# Working in the woods



## jeffreythree (Jan 9, 2008)

Everyone likes to see pics, and so I will throw a few in that are not just milling. I spent to much time messing with a deer feeder and scouting for beaver runs to get rid of one, but managed to get 3 of the cedars down I mentioned in my other thread as well as some other stuff. It was a hard working 3 hours since I have no machinery, just a log arch. First is a fine example of my dead cedar trees. Next is my little pile of 6 cedar, a small, dead hickory(full of bugs, so fire/smoker wood), and a short cedar elm. Logrite Junior in action after that holding up a cedar elm that was in the way of my deer stand view, love how it holds that log up to buck firewood. The cypress tress are coming along nicely, 4-5 feet tall after 18 months. Finally, 3 or 4 ties or timbers of some kind washed into the pond from up stream and the turtles sure like them. I need to decide whether to spend my time next week milling or cutting more cedar, but will post some photos when they are milled or anything else interesting.


----------



## cody.sheridan-2008 (May 23, 2010)

cool turtle! Also I wish you luck in milling those logs.


----------



## TexasTimbers (Oct 17, 2006)

Looks like fun to me. That log on the right is very unique with the way it has a heart ring around the heart with sap in between. That should make some interesting lumber. 







.


----------

— MATERIAL SUPPLIED —
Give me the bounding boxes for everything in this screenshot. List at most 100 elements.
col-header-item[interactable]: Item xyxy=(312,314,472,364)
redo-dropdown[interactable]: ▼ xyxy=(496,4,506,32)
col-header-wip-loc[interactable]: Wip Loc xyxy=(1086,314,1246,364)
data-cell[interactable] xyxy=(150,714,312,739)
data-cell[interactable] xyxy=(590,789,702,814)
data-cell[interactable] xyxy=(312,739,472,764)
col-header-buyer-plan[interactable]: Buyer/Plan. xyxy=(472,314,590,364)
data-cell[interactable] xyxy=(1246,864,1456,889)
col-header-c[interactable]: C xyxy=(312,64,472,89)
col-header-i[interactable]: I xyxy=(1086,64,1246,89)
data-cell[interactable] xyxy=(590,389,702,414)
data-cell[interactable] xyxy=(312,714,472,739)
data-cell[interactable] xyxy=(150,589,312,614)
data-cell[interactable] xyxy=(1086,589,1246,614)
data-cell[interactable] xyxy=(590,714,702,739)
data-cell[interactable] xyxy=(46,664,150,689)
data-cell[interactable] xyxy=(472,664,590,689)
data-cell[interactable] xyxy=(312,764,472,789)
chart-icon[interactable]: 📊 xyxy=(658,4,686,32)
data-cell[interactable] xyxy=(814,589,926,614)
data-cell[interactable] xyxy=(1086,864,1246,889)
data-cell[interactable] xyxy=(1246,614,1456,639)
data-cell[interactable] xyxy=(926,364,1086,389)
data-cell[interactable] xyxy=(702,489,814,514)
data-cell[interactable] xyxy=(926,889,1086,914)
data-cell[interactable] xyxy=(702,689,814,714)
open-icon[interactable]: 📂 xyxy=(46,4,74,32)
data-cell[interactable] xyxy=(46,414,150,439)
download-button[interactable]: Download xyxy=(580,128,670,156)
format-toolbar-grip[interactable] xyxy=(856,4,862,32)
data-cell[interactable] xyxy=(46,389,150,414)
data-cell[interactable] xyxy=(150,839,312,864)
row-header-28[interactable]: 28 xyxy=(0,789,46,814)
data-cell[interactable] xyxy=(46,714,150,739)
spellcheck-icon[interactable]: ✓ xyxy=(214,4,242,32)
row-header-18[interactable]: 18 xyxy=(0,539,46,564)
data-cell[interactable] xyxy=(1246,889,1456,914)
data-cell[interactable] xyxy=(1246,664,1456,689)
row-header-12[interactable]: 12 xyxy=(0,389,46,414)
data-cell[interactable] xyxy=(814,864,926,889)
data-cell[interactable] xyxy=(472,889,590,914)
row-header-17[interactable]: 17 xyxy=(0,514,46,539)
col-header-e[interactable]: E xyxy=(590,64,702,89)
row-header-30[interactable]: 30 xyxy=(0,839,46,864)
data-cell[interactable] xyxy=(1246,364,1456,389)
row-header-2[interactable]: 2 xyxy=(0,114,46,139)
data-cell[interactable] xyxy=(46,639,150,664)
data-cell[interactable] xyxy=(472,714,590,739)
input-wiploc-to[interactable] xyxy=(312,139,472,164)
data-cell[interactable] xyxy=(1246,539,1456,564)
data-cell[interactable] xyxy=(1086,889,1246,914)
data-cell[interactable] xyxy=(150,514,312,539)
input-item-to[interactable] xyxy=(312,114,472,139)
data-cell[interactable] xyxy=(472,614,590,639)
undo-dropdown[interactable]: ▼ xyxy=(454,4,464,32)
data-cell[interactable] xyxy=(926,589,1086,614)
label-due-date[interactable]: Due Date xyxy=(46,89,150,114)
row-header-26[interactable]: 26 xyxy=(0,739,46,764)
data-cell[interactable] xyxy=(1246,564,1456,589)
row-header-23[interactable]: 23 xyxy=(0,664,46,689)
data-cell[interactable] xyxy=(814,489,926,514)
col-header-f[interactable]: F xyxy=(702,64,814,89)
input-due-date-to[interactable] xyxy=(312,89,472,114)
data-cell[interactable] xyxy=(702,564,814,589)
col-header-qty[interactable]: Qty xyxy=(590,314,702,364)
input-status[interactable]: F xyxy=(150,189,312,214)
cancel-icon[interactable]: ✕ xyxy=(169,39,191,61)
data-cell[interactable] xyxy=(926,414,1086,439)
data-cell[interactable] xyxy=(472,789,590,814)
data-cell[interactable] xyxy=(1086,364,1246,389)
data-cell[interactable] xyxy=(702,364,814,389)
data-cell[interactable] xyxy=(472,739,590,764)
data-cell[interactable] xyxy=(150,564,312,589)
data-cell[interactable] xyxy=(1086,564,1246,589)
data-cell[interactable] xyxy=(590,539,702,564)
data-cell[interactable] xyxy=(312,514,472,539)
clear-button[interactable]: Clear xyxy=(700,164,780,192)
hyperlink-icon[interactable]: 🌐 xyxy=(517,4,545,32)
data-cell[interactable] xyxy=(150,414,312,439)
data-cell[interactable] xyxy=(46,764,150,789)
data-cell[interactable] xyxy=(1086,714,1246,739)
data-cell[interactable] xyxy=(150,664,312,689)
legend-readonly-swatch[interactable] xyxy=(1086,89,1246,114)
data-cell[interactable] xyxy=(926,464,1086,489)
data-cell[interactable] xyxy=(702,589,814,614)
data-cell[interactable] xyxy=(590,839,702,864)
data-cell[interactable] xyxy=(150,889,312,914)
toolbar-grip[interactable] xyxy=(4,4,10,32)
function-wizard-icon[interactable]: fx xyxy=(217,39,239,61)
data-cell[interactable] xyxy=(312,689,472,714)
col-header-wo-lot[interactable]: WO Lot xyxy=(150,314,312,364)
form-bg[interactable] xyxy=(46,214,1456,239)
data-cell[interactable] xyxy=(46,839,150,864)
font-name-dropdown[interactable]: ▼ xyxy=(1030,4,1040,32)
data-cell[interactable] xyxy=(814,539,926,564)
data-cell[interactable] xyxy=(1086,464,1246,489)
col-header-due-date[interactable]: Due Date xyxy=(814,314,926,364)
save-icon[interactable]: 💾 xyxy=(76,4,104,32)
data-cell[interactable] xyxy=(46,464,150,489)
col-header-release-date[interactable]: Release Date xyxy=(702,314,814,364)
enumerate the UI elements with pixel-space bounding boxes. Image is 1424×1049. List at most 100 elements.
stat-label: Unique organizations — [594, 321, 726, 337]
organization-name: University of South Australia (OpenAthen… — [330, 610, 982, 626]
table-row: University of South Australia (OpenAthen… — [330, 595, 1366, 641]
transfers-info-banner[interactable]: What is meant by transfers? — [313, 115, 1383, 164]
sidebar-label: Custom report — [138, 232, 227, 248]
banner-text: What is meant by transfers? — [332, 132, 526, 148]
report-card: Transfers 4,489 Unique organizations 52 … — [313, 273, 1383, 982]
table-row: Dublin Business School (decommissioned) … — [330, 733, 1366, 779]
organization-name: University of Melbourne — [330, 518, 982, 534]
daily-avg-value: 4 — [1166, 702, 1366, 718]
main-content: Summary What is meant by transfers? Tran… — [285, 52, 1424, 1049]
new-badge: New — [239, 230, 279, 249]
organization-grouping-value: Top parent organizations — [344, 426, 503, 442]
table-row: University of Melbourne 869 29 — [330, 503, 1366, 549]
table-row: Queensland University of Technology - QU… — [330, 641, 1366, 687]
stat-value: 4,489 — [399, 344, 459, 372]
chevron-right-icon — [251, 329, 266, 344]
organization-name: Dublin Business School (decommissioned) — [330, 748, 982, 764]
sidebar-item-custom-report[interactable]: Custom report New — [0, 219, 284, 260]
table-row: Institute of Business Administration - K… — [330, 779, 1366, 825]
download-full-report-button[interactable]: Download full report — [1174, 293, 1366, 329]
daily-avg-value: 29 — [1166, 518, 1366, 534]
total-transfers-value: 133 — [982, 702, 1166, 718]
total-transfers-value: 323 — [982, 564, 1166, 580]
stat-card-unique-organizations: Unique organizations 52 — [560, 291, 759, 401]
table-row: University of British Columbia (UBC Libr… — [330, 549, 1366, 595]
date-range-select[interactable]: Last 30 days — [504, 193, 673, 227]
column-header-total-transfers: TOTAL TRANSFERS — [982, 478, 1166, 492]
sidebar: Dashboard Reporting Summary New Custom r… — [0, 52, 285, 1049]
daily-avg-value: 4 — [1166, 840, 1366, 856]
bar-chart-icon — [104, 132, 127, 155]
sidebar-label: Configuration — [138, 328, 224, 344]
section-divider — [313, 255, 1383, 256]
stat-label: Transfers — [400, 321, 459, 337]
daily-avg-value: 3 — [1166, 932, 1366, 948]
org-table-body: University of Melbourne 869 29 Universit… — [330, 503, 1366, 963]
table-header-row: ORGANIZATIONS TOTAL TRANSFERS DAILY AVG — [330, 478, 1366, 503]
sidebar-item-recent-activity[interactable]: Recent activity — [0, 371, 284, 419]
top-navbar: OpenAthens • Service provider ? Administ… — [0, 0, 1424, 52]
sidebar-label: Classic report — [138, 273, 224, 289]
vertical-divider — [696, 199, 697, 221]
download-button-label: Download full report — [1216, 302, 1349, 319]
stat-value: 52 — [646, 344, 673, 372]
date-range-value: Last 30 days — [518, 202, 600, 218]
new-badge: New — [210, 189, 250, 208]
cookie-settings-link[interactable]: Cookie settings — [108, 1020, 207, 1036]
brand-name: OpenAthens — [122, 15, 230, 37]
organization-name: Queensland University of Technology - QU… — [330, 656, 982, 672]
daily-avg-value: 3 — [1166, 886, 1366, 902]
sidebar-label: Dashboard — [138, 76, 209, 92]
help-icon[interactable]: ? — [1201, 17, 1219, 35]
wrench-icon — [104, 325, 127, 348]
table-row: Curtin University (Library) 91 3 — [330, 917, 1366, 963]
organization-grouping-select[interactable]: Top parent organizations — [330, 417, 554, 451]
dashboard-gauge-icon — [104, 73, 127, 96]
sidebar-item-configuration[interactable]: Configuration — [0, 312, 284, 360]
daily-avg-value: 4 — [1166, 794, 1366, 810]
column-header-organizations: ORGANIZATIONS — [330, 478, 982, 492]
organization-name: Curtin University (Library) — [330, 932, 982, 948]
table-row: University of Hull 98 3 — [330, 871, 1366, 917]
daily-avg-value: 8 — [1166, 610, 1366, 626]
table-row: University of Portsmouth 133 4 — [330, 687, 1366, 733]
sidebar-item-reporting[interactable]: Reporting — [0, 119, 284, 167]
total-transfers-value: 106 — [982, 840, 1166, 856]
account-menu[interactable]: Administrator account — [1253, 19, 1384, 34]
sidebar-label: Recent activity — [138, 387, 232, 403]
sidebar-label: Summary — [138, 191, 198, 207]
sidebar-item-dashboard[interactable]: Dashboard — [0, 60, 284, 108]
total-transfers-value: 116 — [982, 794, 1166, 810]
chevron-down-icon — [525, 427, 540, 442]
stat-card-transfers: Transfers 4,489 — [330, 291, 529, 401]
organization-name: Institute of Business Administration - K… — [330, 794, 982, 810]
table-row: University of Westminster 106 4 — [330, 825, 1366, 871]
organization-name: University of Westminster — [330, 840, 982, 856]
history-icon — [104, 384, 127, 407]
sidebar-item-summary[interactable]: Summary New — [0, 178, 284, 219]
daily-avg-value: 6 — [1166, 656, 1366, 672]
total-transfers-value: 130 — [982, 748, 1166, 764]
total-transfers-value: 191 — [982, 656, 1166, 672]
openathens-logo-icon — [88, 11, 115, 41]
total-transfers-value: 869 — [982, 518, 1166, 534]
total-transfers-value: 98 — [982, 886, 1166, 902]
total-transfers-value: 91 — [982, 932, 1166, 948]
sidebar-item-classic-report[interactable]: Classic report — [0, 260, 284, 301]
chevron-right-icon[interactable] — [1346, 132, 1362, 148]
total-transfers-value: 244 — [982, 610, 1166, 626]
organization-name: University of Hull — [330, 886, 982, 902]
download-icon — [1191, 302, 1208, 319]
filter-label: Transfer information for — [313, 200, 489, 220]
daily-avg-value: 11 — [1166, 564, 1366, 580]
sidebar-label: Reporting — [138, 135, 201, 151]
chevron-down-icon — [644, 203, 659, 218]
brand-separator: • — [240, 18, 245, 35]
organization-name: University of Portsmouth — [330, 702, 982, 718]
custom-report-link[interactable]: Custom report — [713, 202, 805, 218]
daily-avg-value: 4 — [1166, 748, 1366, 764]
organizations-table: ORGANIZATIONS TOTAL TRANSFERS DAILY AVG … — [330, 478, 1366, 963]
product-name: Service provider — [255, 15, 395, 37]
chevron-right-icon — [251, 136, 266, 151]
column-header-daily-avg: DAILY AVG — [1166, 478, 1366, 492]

— AIM 1 —
In the forum thread, restate the part starting with "## cody.sheridan-2008 (May" and going on through "some interesting lumber.", swapping "lumber" for "boards".
— AIM 2 —
Answer these questions from the forum thread:
(a) How many hours of work did the first post describe?
(b) How tall are the cypress trees, and after how long?
(c) What is unusual about the log on the right, according to TexasTimbers?

— EXERCISE RESULT 1 —
## cody.sheridan-2008 (May 23, 2010)

cool turtle! Also I wish you luck in milling those logs.


----------



## TexasTimbers (Oct 17, 2006)

Looks like fun to me. That log on the right is very unique with the way it has a heart ring around the heart with sap in between. That should make some interesting boards.

— EXERCISE RESULT 2 —
(a) 3 hours.
(b) 4-5 feet tall after 18 months.
(c) It has a heart ring around the heart with sap in between.